Stored data
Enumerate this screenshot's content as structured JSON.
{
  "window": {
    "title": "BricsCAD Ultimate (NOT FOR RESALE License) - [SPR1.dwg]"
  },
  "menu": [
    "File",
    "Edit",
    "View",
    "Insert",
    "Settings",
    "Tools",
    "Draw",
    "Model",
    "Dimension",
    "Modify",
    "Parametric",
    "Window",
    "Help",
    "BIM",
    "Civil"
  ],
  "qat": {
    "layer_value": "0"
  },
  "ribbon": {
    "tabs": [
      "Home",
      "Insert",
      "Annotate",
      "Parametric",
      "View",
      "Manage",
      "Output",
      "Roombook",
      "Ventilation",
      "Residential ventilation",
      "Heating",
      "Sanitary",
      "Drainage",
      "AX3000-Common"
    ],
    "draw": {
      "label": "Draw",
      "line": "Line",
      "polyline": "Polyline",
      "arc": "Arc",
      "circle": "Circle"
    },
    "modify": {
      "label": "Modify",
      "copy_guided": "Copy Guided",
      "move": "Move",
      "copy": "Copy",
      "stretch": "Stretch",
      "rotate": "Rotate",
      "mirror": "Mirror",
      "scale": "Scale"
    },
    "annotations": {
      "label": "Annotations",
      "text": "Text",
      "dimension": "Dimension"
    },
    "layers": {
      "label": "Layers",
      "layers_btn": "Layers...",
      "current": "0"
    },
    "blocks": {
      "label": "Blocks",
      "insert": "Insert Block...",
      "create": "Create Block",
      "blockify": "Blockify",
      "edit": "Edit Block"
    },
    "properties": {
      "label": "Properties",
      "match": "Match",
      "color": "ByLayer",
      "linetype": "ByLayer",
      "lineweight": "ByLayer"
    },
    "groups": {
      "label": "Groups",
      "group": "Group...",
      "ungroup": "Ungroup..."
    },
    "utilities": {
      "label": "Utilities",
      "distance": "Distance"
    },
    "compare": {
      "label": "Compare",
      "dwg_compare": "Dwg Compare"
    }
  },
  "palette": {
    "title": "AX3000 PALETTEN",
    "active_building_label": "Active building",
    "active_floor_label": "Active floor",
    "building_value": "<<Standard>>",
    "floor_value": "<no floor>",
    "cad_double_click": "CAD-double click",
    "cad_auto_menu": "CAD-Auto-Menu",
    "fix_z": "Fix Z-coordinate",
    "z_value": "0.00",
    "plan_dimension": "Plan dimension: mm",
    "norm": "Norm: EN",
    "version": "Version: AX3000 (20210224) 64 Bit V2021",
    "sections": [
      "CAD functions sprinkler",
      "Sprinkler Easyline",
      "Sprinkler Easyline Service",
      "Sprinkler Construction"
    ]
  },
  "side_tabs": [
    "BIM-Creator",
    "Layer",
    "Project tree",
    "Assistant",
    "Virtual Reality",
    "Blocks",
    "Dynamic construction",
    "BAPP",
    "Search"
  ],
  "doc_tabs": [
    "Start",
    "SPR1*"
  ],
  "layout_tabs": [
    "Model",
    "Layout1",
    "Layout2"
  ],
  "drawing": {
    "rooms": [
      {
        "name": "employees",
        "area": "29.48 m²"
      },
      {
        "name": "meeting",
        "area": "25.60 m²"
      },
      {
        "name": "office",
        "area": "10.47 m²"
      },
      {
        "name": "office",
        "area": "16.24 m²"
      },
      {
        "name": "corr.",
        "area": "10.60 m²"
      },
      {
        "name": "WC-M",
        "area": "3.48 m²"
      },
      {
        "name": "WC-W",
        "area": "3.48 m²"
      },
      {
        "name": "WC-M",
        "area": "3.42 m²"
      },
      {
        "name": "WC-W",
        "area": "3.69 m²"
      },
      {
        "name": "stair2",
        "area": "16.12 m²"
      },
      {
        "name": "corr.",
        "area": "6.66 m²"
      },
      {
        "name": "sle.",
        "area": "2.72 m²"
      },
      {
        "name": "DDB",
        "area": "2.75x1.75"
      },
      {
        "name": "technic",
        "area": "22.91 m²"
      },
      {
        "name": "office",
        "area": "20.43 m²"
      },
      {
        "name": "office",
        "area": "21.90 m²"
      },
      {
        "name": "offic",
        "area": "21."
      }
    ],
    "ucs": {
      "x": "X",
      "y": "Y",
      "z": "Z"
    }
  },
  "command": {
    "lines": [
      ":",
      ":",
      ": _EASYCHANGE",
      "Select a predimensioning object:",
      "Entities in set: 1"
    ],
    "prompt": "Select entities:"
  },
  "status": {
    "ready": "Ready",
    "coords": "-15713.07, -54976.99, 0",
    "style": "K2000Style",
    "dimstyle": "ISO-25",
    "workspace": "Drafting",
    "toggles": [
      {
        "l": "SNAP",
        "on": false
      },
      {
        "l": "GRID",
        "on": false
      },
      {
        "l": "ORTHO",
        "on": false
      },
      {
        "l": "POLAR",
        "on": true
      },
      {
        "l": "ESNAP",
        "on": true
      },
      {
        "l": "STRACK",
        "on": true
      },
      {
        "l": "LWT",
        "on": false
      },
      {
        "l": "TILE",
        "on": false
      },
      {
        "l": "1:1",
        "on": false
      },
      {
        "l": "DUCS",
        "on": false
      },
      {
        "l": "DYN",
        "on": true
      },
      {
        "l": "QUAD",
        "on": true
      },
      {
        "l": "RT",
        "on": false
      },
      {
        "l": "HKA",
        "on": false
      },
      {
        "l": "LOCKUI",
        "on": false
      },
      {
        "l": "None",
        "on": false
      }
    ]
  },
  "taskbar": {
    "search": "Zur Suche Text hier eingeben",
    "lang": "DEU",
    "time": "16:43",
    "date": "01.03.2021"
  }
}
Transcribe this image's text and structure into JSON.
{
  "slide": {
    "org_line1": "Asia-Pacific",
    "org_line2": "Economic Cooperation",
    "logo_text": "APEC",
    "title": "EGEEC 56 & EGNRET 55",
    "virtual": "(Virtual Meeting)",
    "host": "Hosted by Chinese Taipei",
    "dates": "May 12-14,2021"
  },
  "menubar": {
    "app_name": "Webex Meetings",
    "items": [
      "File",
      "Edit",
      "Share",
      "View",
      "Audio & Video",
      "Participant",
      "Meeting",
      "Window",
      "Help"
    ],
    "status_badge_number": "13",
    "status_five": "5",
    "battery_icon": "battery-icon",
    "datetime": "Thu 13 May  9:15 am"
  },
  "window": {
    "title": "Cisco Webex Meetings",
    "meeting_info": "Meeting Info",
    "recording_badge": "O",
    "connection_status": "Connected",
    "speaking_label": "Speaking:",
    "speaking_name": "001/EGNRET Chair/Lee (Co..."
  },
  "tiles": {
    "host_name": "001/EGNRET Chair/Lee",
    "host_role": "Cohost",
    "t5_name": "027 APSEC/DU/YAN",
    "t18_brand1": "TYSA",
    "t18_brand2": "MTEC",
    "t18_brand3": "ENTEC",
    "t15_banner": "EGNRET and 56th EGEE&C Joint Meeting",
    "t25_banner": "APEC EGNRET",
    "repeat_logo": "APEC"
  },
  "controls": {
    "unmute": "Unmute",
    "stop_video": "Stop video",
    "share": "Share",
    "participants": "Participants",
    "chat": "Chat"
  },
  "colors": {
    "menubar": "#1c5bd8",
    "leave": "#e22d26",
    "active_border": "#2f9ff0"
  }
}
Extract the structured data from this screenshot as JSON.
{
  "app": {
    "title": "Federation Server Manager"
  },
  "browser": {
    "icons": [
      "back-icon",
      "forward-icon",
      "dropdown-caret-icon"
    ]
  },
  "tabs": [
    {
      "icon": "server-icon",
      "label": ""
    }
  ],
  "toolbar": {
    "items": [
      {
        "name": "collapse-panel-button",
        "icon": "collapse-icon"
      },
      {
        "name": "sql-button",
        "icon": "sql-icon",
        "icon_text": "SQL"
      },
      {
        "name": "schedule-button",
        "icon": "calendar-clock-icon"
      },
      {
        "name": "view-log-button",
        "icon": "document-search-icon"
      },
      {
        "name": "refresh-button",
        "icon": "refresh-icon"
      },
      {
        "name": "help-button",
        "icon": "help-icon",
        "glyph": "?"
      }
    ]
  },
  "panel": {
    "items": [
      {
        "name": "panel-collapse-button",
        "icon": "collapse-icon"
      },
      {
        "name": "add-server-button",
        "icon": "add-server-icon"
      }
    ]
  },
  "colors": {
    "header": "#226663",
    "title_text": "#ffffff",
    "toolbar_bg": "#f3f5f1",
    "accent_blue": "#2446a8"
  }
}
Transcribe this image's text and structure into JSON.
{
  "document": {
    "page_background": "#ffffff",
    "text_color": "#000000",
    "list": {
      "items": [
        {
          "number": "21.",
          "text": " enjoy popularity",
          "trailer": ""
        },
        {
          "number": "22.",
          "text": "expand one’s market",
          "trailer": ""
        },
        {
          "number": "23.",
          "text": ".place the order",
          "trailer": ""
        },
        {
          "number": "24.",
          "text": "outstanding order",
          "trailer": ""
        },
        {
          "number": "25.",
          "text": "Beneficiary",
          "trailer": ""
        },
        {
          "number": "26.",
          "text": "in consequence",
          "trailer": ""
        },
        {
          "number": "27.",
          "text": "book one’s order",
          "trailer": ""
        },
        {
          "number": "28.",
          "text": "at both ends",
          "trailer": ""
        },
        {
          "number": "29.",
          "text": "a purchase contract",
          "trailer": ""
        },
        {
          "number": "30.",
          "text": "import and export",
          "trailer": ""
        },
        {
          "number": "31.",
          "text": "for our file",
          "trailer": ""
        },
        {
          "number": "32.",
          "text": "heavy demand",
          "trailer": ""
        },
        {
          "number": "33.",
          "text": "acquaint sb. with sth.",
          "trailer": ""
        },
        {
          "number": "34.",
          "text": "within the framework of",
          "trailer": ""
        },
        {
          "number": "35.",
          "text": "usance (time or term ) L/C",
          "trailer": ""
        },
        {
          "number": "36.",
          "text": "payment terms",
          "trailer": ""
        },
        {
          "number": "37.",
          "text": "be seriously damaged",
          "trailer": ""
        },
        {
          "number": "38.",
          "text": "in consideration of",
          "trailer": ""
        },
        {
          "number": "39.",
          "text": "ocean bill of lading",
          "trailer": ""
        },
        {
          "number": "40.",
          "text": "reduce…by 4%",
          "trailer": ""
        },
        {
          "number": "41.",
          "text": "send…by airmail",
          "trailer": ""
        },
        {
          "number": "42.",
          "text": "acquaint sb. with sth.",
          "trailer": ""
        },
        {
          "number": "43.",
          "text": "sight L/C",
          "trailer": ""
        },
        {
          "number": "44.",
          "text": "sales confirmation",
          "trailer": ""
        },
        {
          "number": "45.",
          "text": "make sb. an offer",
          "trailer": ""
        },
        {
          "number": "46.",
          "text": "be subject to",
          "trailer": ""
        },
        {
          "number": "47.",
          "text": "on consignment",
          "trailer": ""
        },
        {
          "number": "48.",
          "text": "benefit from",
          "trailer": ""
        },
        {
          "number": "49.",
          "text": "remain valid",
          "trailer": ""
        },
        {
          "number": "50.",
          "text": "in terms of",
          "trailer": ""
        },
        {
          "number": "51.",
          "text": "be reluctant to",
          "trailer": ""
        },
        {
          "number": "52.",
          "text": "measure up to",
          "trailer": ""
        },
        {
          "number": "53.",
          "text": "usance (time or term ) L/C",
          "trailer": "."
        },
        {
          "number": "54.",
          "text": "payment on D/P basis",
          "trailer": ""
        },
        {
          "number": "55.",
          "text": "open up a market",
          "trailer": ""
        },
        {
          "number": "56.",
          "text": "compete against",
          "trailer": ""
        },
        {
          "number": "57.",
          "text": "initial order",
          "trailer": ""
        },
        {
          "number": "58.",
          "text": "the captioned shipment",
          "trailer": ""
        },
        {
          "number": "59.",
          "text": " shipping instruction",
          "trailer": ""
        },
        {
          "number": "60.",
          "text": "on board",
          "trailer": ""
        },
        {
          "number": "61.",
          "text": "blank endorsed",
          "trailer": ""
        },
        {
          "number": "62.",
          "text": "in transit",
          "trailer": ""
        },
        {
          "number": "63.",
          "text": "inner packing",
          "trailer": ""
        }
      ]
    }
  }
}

> WHAT IS BEING ASKED
Copy out every line in the entries above that holds "floor".

> REPLY
    "active_floor_label": "Active floor",
    "floor_value": "<no floor>",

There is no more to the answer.